» Given instruction
Copy out the listing in full, exactly as written, but not its pictures.

Stored data:
## start

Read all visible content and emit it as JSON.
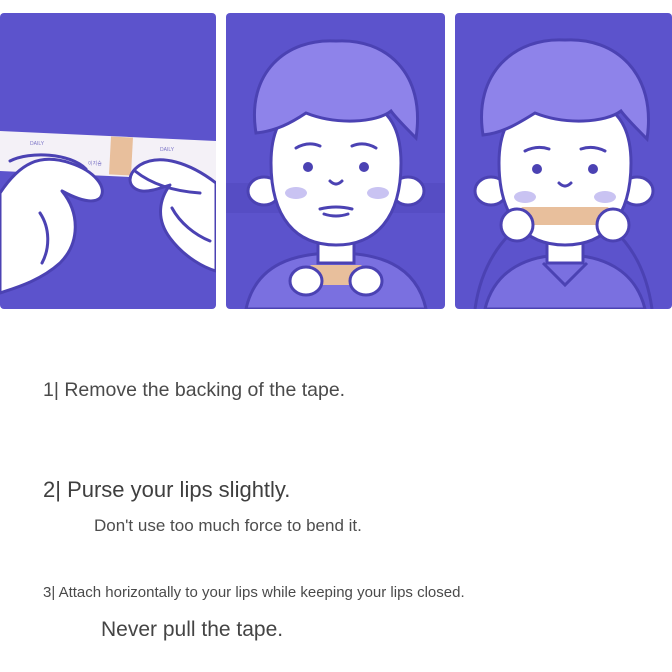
{
  "colors": {
    "panel_bg": "#5c53cc",
    "hair": "#8e83ea",
    "skin": "#ffffff",
    "outline": "#4b42b3",
    "tape": "#e8bf9c",
    "blush": "#c9c3f2"
  },
  "panels": [
    {
      "tape_text": [
        "DAILY",
        "이지숨",
        "DAILY"
      ]
    },
    {},
    {}
  ],
  "steps": [
    {
      "title": "1| Remove the backing of the tape."
    },
    {
      "title": "2| Purse your lips slightly.",
      "note": "Don't use too much force to bend it."
    },
    {
      "title": "3| Attach horizontally to your lips while keeping your lips closed.",
      "note": "Never pull the tape."
    }
  ]
}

## end

» Answer to this task
Read all visible content and emit it as JSON.
{
  "colors": {
    "panel_bg": "#5c53cc",
    "hair": "#8e83ea",
    "skin": "#ffffff",
    "outline": "#4b42b3",
    "tape": "#e8bf9c",
    "blush": "#c9c3f2"
  },
  "panels": [
    {
      "tape_text": [
        "DAILY",
        "이지숨",
        "DAILY"
      ]
    },
    {},
    {}
  ],
  "steps": [
    {
      "title": "1| Remove the backing of the tape."
    },
    {
      "title": "2| Purse your lips slightly.",
      "note": "Don't use too much force to bend it."
    },
    {
      "title": "3| Attach horizontally to your lips while keeping your lips closed.",
      "note": "Never pull the tape."
    }
  ]
}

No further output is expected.